▸ WHAT YOU SHOULD DO
Please quote every line word for word.

▸ INPUT FOR THIS TASK
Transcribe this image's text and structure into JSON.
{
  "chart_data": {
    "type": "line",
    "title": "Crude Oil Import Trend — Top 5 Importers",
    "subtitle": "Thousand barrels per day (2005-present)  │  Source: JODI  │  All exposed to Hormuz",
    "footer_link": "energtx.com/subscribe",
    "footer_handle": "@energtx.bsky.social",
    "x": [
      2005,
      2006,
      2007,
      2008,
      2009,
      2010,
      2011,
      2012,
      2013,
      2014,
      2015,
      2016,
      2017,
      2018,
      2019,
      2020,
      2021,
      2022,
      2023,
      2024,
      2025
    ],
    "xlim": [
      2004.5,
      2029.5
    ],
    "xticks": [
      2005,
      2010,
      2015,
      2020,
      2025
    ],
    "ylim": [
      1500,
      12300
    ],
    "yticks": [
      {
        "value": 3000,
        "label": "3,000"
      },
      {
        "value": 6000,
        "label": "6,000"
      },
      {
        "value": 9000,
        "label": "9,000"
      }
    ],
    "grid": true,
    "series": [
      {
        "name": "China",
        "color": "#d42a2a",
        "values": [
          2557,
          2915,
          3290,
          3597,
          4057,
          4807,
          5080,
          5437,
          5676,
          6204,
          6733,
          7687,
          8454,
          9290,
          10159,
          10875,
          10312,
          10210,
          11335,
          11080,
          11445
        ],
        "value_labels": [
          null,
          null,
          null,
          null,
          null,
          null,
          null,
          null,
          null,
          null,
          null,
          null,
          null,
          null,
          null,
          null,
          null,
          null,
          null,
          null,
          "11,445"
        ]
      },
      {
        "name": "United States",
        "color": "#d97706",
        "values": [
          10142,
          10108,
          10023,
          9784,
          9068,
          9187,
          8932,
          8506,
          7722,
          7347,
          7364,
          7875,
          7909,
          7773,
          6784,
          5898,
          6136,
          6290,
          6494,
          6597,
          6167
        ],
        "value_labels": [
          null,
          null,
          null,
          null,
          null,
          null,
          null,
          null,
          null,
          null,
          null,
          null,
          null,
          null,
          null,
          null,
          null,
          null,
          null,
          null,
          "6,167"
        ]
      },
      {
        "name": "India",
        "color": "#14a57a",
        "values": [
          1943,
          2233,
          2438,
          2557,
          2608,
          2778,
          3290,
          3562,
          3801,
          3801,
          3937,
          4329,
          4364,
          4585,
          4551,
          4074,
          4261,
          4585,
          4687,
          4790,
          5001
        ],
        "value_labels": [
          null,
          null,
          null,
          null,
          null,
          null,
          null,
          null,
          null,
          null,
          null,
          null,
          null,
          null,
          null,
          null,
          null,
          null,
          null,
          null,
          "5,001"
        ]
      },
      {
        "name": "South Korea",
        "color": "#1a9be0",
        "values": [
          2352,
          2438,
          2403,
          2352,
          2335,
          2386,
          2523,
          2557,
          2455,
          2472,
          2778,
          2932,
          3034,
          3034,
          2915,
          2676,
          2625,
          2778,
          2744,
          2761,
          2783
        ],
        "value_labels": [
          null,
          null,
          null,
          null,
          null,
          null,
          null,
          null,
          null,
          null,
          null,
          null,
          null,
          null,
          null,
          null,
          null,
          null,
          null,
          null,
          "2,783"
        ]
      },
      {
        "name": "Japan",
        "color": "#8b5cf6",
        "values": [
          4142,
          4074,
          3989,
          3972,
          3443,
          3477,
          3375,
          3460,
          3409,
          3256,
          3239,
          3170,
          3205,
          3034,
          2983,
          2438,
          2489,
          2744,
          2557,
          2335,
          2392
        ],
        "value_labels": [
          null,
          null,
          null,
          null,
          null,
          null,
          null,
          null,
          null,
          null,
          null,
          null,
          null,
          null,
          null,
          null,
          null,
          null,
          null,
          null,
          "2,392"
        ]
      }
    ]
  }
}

▸ SOLUTION TO THIS PROBLEM
Transcribe this image's text and structure into JSON.
{
  "chart_data": {
    "type": "line",
    "title": "Crude Oil Import Trend — Top 5 Importers",
    "subtitle": "Thousand barrels per day (2005-present)  │  Source: JODI  │  All exposed to Hormuz",
    "footer_link": "energtx.com/subscribe",
    "footer_handle": "@energtx.bsky.social",
    "x": [
      2005,
      2006,
      2007,
      2008,
      2009,
      2010,
      2011,
      2012,
      2013,
      2014,
      2015,
      2016,
      2017,
      2018,
      2019,
      2020,
      2021,
      2022,
      2023,
      2024,
      2025
    ],
    "xlim": [
      2004.5,
      2029.5
    ],
    "xticks": [
      2005,
      2010,
      2015,
      2020,
      2025
    ],
    "ylim": [
      1500,
      12300
    ],
    "yticks": [
      {
        "value": 3000,
        "label": "3,000"
      },
      {
        "value": 6000,
        "label": "6,000"
      },
      {
        "value": 9000,
        "label": "9,000"
      }
    ],
    "grid": true,
    "series": [
      {
        "name": "China",
        "color": "#d42a2a",
        "values": [
          2557,
          2915,
          3290,
          3597,
          4057,
          4807,
          5080,
          5437,
          5676,
          6204,
          6733,
          7687,
          8454,
          9290,
          10159,
          10875,
          10312,
          10210,
          11335,
          11080,
          11445
        ],
        "value_labels": [
          null,
          null,
          null,
          null,
          null,
          null,
          null,
          null,
          null,
          null,
          null,
          null,
          null,
          null,
          null,
          null,
          null,
          null,
          null,
          null,
          "11,445"
        ]
      },
      {
        "name": "United States",
        "color": "#d97706",
        "values": [
          10142,
          10108,
          10023,
          9784,
          9068,
          9187,
          8932,
          8506,
          7722,
          7347,
          7364,
          7875,
          7909,
          7773,
          6784,
          5898,
          6136,
          6290,
          6494,
          6597,
          6167
        ],
        "value_labels": [
          null,
          null,
          null,
          null,
          null,
          null,
          null,
          null,
          null,
          null,
          null,
          null,
          null,
          null,
          null,
          null,
          null,
          null,
          null,
          null,
          "6,167"
        ]
      },
      {
        "name": "India",
        "color": "#14a57a",
        "values": [
          1943,
          2233,
          2438,
          2557,
          2608,
          2778,
          3290,
          3562,
          3801,
          3801,
          3937,
          4329,
          4364,
          4585,
          4551,
          4074,
          4261,
          4585,
          4687,
          4790,
          5001
        ],
        "value_labels": [
          null,
          null,
          null,
          null,
          null,
          null,
          null,
          null,
          null,
          null,
          null,
          null,
          null,
          null,
          null,
          null,
          null,
          null,
          null,
          null,
          "5,001"
        ]
      },
      {
        "name": "South Korea",
        "color": "#1a9be0",
        "values": [
          2352,
          2438,
          2403,
          2352,
          2335,
          2386,
          2523,
          2557,
          2455,
          2472,
          2778,
          2932,
          3034,
          3034,
          2915,
          2676,
          2625,
          2778,
          2744,
          2761,
          2783
        ],
        "value_labels": [
          null,
          null,
          null,
          null,
          null,
          null,
          null,
          null,
          null,
          null,
          null,
          null,
          null,
          null,
          null,
          null,
          null,
          null,
          null,
          null,
          "2,783"
        ]
      },
      {
        "name": "Japan",
        "color": "#8b5cf6",
        "values": [
          4142,
          4074,
          3989,
          3972,
          3443,
          3477,
          3375,
          3460,
          3409,
          3256,
          3239,
          3170,
          3205,
          3034,
          2983,
          2438,
          2489,
          2744,
          2557,
          2335,
          2392
        ],
        "value_labels": [
          null,
          null,
          null,
          null,
          null,
          null,
          null,
          null,
          null,
          null,
          null,
          null,
          null,
          null,
          null,
          null,
          null,
          null,
          null,
          null,
          "2,392"
        ]
      }
    ]
  }
}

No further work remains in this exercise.